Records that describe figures
_____
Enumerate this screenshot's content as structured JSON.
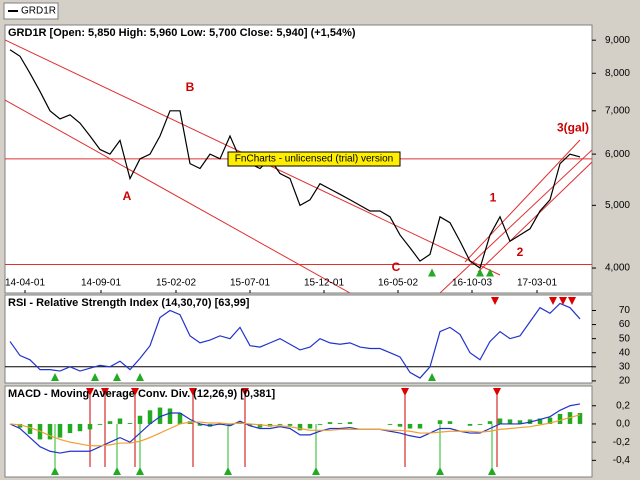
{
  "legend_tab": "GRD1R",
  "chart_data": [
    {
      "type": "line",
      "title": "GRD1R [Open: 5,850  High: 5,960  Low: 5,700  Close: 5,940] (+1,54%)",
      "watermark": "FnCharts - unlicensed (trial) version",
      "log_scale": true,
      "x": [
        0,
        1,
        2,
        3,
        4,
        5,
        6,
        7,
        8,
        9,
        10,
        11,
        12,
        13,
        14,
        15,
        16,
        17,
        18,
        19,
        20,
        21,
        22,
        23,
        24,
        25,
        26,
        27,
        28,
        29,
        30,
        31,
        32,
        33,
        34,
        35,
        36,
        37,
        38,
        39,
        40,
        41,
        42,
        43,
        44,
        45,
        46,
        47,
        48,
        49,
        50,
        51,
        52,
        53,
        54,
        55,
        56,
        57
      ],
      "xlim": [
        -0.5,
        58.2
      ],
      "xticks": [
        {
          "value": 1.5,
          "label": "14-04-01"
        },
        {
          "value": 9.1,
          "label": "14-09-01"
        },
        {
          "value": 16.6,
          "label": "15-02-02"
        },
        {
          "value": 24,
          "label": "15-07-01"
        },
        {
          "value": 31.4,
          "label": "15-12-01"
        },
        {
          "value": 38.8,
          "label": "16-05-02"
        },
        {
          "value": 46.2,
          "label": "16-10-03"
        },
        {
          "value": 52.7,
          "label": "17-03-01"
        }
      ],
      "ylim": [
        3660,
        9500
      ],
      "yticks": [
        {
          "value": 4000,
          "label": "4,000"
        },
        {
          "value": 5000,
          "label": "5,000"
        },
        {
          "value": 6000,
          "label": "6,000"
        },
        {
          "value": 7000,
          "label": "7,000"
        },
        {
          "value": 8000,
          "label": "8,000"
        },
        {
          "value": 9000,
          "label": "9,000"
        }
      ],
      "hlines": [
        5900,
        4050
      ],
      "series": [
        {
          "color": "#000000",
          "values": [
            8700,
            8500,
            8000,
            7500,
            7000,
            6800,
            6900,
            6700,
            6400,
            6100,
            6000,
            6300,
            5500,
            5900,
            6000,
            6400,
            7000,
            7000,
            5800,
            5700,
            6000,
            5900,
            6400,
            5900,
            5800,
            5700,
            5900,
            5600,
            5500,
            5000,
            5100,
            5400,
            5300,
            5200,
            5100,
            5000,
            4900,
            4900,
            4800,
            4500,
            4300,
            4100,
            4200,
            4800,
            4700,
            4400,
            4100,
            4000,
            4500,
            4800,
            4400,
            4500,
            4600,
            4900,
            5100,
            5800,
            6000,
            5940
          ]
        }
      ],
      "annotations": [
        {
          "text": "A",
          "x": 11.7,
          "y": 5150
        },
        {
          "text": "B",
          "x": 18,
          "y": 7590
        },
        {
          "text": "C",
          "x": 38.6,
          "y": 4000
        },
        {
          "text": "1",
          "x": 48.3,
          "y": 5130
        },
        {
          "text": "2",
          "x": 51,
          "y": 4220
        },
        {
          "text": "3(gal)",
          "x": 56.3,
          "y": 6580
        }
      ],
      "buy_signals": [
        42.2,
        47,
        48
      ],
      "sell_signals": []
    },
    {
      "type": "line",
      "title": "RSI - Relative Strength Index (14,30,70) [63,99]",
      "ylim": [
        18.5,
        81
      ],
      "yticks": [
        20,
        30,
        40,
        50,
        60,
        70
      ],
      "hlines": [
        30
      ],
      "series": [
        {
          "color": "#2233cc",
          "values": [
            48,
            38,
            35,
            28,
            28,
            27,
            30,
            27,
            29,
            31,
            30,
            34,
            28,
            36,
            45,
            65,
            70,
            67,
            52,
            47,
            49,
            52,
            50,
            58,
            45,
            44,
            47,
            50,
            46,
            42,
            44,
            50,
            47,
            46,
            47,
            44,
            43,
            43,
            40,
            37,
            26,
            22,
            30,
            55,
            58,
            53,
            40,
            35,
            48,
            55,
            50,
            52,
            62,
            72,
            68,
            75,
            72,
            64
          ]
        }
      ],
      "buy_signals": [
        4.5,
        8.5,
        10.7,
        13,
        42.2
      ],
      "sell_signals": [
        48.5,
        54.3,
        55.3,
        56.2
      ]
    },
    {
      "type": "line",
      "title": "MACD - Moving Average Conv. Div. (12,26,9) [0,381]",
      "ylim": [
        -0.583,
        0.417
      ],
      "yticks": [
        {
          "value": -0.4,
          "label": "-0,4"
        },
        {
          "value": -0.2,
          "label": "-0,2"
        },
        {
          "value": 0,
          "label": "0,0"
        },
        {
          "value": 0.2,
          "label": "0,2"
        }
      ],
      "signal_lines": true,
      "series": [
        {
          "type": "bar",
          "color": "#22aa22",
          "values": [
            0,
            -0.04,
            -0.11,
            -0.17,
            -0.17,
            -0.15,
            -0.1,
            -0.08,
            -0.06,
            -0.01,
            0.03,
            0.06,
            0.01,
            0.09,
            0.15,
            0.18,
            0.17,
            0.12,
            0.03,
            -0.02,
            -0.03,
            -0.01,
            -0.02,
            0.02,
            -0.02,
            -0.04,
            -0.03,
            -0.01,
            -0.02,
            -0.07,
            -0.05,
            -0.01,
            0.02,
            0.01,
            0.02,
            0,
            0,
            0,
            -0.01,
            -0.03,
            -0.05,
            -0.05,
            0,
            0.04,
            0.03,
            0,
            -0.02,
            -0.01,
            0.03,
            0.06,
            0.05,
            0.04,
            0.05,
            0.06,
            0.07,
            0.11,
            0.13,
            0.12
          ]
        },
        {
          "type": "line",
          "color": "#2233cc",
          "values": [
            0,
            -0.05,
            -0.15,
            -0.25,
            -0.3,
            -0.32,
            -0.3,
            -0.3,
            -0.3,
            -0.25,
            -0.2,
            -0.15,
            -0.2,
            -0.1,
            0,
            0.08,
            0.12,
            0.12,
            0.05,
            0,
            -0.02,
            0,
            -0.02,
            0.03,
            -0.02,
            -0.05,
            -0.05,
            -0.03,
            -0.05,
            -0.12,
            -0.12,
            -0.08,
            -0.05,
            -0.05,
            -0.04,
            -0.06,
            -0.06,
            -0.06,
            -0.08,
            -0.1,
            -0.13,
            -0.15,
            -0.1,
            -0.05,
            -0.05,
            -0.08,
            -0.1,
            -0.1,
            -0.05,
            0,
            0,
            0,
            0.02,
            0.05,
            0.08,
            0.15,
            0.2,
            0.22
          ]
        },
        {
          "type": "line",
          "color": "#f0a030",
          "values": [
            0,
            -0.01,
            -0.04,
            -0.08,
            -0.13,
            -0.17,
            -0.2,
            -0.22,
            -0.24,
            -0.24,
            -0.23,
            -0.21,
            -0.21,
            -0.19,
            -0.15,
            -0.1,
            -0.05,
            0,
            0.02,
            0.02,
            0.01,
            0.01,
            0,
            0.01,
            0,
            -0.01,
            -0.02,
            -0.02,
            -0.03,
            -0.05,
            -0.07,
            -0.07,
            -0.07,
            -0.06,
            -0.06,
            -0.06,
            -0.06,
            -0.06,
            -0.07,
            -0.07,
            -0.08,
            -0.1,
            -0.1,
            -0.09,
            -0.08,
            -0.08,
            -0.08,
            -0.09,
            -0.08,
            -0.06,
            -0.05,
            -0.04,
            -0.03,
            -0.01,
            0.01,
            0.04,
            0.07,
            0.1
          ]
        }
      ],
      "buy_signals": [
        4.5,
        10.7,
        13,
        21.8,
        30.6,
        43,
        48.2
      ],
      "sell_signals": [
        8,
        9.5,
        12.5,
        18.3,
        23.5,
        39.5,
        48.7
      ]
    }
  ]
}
_____
The request
Show each line of the data that contains the string "title".

The solution
      "title": "GRD1R [Open: 5,850  High: 5,960  Low: 5,700  Close: 5,940] (+1,54%)",
      "title": "RSI - Relative Strength Index (14,30,70) [63,99]",
      "title": "MACD - Moving Average Conv. Div. (12,26,9) [0,381]",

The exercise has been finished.